Written task.
Can you transcribe every line exactly and leave the pictures behind?
═════ Extracted entries
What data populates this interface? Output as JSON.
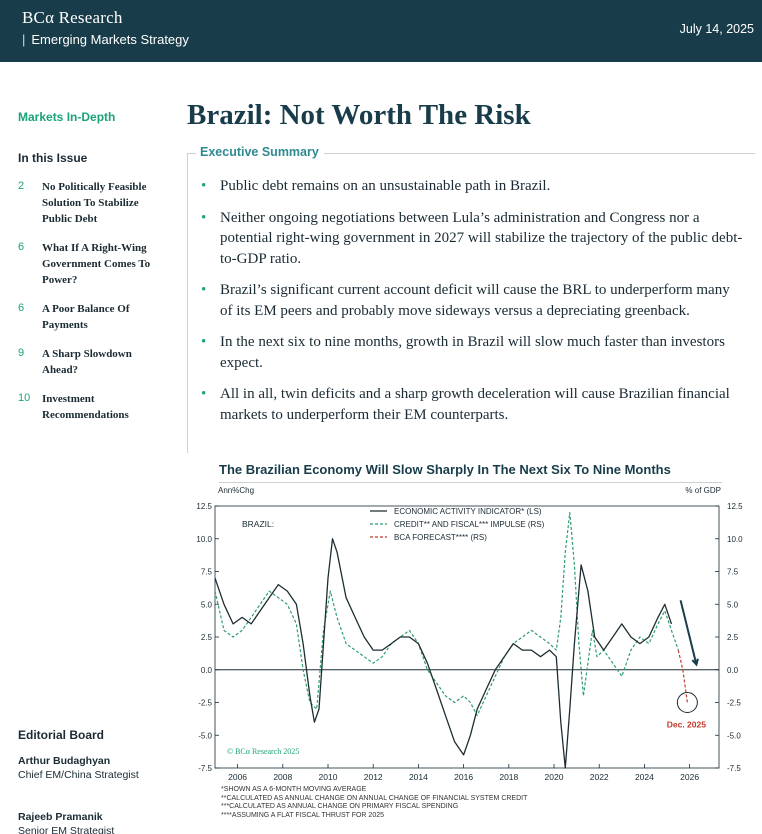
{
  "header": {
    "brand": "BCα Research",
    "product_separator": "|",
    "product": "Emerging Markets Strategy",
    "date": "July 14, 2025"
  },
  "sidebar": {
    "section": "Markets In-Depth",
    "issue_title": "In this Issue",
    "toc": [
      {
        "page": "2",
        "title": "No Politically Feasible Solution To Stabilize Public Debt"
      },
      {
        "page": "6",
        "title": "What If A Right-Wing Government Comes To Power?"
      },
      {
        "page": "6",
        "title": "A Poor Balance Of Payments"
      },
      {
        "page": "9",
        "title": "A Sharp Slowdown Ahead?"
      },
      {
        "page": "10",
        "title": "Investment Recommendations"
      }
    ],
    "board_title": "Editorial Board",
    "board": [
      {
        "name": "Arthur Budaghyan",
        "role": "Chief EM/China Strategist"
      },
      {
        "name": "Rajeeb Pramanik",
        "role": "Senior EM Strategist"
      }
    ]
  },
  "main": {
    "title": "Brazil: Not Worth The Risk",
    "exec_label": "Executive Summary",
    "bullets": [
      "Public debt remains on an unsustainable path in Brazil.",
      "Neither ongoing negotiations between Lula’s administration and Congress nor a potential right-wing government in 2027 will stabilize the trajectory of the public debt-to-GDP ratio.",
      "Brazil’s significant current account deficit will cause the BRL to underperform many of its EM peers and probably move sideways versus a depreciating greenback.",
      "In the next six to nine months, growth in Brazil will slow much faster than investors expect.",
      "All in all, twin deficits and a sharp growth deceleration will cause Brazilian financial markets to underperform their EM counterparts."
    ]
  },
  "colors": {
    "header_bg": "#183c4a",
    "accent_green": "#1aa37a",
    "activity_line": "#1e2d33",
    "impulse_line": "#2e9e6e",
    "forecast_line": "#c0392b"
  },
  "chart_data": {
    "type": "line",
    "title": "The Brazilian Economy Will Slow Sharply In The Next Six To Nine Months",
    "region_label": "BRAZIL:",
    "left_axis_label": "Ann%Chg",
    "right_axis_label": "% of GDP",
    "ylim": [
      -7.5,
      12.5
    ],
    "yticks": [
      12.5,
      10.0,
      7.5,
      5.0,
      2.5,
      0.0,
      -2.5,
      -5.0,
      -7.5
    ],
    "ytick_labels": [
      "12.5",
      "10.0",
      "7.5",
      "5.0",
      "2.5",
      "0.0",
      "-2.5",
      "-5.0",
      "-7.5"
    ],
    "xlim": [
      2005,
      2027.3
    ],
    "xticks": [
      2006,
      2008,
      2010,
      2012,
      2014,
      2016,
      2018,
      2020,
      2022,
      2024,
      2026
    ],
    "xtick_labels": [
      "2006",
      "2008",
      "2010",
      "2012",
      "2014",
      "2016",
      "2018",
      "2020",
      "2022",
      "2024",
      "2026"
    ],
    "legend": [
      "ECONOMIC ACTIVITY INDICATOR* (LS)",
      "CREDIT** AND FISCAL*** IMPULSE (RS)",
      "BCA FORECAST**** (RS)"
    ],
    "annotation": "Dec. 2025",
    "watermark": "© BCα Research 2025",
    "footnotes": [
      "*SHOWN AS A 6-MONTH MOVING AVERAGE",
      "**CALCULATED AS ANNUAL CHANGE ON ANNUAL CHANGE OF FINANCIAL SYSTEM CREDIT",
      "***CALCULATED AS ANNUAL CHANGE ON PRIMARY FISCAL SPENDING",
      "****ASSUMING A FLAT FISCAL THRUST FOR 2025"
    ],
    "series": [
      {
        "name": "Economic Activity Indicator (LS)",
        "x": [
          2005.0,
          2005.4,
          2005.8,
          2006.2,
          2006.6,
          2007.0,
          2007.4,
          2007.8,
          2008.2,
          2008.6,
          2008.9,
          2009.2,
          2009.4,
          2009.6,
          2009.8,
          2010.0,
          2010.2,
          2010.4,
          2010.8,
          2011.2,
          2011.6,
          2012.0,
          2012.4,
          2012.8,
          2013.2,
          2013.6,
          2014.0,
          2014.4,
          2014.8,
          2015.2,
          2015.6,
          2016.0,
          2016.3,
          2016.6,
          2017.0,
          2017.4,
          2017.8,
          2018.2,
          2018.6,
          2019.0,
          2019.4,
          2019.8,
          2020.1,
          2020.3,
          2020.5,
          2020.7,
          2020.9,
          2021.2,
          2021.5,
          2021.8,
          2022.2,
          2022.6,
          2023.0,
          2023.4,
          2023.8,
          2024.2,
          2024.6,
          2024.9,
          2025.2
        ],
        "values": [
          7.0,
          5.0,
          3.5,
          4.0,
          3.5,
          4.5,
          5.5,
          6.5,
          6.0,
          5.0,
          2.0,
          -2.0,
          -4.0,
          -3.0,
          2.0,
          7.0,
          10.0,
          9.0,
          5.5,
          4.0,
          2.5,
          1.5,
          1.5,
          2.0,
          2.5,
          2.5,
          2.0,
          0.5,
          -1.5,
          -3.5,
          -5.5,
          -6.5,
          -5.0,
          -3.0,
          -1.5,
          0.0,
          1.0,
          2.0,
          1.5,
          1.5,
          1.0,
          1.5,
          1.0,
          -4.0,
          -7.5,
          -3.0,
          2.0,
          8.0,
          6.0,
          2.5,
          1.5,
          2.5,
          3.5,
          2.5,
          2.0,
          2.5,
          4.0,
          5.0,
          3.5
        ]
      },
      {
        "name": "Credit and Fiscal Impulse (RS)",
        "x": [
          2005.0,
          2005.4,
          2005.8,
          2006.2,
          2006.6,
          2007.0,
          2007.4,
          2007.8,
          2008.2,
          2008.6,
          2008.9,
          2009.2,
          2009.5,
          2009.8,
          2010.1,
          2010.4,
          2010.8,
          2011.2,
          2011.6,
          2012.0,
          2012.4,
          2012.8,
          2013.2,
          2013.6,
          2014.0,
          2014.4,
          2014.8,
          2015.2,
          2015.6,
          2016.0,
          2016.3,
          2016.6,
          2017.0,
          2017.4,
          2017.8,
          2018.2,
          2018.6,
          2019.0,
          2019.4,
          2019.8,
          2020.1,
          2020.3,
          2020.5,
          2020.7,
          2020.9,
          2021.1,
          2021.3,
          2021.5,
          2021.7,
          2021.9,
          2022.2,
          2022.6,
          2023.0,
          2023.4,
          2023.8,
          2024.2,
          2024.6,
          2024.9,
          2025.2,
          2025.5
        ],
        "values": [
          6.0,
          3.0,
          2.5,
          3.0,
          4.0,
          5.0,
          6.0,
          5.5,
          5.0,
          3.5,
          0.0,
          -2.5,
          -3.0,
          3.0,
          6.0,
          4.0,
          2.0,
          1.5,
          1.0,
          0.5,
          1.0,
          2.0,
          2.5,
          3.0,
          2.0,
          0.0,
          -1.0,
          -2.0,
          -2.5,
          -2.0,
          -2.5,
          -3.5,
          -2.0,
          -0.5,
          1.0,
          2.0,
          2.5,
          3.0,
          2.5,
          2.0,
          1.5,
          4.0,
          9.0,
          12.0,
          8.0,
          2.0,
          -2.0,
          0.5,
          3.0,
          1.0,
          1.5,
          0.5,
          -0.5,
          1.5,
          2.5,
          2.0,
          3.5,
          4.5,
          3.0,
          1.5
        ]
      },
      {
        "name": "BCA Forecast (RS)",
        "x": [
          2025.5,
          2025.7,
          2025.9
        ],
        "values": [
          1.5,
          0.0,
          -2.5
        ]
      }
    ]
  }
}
══════════
Exercise answer.
What data populates this interface? Output as JSON.
{
  "header": {
    "brand": "BCα Research",
    "product_separator": "|",
    "product": "Emerging Markets Strategy",
    "date": "July 14, 2025"
  },
  "sidebar": {
    "section": "Markets In-Depth",
    "issue_title": "In this Issue",
    "toc": [
      {
        "page": "2",
        "title": "No Politically Feasible Solution To Stabilize Public Debt"
      },
      {
        "page": "6",
        "title": "What If A Right-Wing Government Comes To Power?"
      },
      {
        "page": "6",
        "title": "A Poor Balance Of Payments"
      },
      {
        "page": "9",
        "title": "A Sharp Slowdown Ahead?"
      },
      {
        "page": "10",
        "title": "Investment Recommendations"
      }
    ],
    "board_title": "Editorial Board",
    "board": [
      {
        "name": "Arthur Budaghyan",
        "role": "Chief EM/China Strategist"
      },
      {
        "name": "Rajeeb Pramanik",
        "role": "Senior EM Strategist"
      }
    ]
  },
  "main": {
    "title": "Brazil: Not Worth The Risk",
    "exec_label": "Executive Summary",
    "bullets": [
      "Public debt remains on an unsustainable path in Brazil.",
      "Neither ongoing negotiations between Lula’s administration and Congress nor a potential right-wing government in 2027 will stabilize the trajectory of the public debt-to-GDP ratio.",
      "Brazil’s significant current account deficit will cause the BRL to underperform many of its EM peers and probably move sideways versus a depreciating greenback.",
      "In the next six to nine months, growth in Brazil will slow much faster than investors expect.",
      "All in all, twin deficits and a sharp growth deceleration will cause Brazilian financial markets to underperform their EM counterparts."
    ]
  },
  "colors": {
    "header_bg": "#183c4a",
    "accent_green": "#1aa37a",
    "activity_line": "#1e2d33",
    "impulse_line": "#2e9e6e",
    "forecast_line": "#c0392b"
  },
  "chart_data": {
    "type": "line",
    "title": "The Brazilian Economy Will Slow Sharply In The Next Six To Nine Months",
    "region_label": "BRAZIL:",
    "left_axis_label": "Ann%Chg",
    "right_axis_label": "% of GDP",
    "ylim": [
      -7.5,
      12.5
    ],
    "yticks": [
      12.5,
      10.0,
      7.5,
      5.0,
      2.5,
      0.0,
      -2.5,
      -5.0,
      -7.5
    ],
    "ytick_labels": [
      "12.5",
      "10.0",
      "7.5",
      "5.0",
      "2.5",
      "0.0",
      "-2.5",
      "-5.0",
      "-7.5"
    ],
    "xlim": [
      2005,
      2027.3
    ],
    "xticks": [
      2006,
      2008,
      2010,
      2012,
      2014,
      2016,
      2018,
      2020,
      2022,
      2024,
      2026
    ],
    "xtick_labels": [
      "2006",
      "2008",
      "2010",
      "2012",
      "2014",
      "2016",
      "2018",
      "2020",
      "2022",
      "2024",
      "2026"
    ],
    "legend": [
      "ECONOMIC ACTIVITY INDICATOR* (LS)",
      "CREDIT** AND FISCAL*** IMPULSE (RS)",
      "BCA FORECAST**** (RS)"
    ],
    "annotation": "Dec. 2025",
    "watermark": "© BCα Research 2025",
    "footnotes": [
      "*SHOWN AS A 6-MONTH MOVING AVERAGE",
      "**CALCULATED AS ANNUAL CHANGE ON ANNUAL CHANGE OF FINANCIAL SYSTEM CREDIT",
      "***CALCULATED AS ANNUAL CHANGE ON PRIMARY FISCAL SPENDING",
      "****ASSUMING A FLAT FISCAL THRUST FOR 2025"
    ],
    "series": [
      {
        "name": "Economic Activity Indicator (LS)",
        "x": [
          2005.0,
          2005.4,
          2005.8,
          2006.2,
          2006.6,
          2007.0,
          2007.4,
          2007.8,
          2008.2,
          2008.6,
          2008.9,
          2009.2,
          2009.4,
          2009.6,
          2009.8,
          2010.0,
          2010.2,
          2010.4,
          2010.8,
          2011.2,
          2011.6,
          2012.0,
          2012.4,
          2012.8,
          2013.2,
          2013.6,
          2014.0,
          2014.4,
          2014.8,
          2015.2,
          2015.6,
          2016.0,
          2016.3,
          2016.6,
          2017.0,
          2017.4,
          2017.8,
          2018.2,
          2018.6,
          2019.0,
          2019.4,
          2019.8,
          2020.1,
          2020.3,
          2020.5,
          2020.7,
          2020.9,
          2021.2,
          2021.5,
          2021.8,
          2022.2,
          2022.6,
          2023.0,
          2023.4,
          2023.8,
          2024.2,
          2024.6,
          2024.9,
          2025.2
        ],
        "values": [
          7.0,
          5.0,
          3.5,
          4.0,
          3.5,
          4.5,
          5.5,
          6.5,
          6.0,
          5.0,
          2.0,
          -2.0,
          -4.0,
          -3.0,
          2.0,
          7.0,
          10.0,
          9.0,
          5.5,
          4.0,
          2.5,
          1.5,
          1.5,
          2.0,
          2.5,
          2.5,
          2.0,
          0.5,
          -1.5,
          -3.5,
          -5.5,
          -6.5,
          -5.0,
          -3.0,
          -1.5,
          0.0,
          1.0,
          2.0,
          1.5,
          1.5,
          1.0,
          1.5,
          1.0,
          -4.0,
          -7.5,
          -3.0,
          2.0,
          8.0,
          6.0,
          2.5,
          1.5,
          2.5,
          3.5,
          2.5,
          2.0,
          2.5,
          4.0,
          5.0,
          3.5
        ]
      },
      {
        "name": "Credit and Fiscal Impulse (RS)",
        "x": [
          2005.0,
          2005.4,
          2005.8,
          2006.2,
          2006.6,
          2007.0,
          2007.4,
          2007.8,
          2008.2,
          2008.6,
          2008.9,
          2009.2,
          2009.5,
          2009.8,
          2010.1,
          2010.4,
          2010.8,
          2011.2,
          2011.6,
          2012.0,
          2012.4,
          2012.8,
          2013.2,
          2013.6,
          2014.0,
          2014.4,
          2014.8,
          2015.2,
          2015.6,
          2016.0,
          2016.3,
          2016.6,
          2017.0,
          2017.4,
          2017.8,
          2018.2,
          2018.6,
          2019.0,
          2019.4,
          2019.8,
          2020.1,
          2020.3,
          2020.5,
          2020.7,
          2020.9,
          2021.1,
          2021.3,
          2021.5,
          2021.7,
          2021.9,
          2022.2,
          2022.6,
          2023.0,
          2023.4,
          2023.8,
          2024.2,
          2024.6,
          2024.9,
          2025.2,
          2025.5
        ],
        "values": [
          6.0,
          3.0,
          2.5,
          3.0,
          4.0,
          5.0,
          6.0,
          5.5,
          5.0,
          3.5,
          0.0,
          -2.5,
          -3.0,
          3.0,
          6.0,
          4.0,
          2.0,
          1.5,
          1.0,
          0.5,
          1.0,
          2.0,
          2.5,
          3.0,
          2.0,
          0.0,
          -1.0,
          -2.0,
          -2.5,
          -2.0,
          -2.5,
          -3.5,
          -2.0,
          -0.5,
          1.0,
          2.0,
          2.5,
          3.0,
          2.5,
          2.0,
          1.5,
          4.0,
          9.0,
          12.0,
          8.0,
          2.0,
          -2.0,
          0.5,
          3.0,
          1.0,
          1.5,
          0.5,
          -0.5,
          1.5,
          2.5,
          2.0,
          3.5,
          4.5,
          3.0,
          1.5
        ]
      },
      {
        "name": "BCA Forecast (RS)",
        "x": [
          2025.5,
          2025.7,
          2025.9
        ],
        "values": [
          1.5,
          0.0,
          -2.5
        ]
      }
    ]
  }
}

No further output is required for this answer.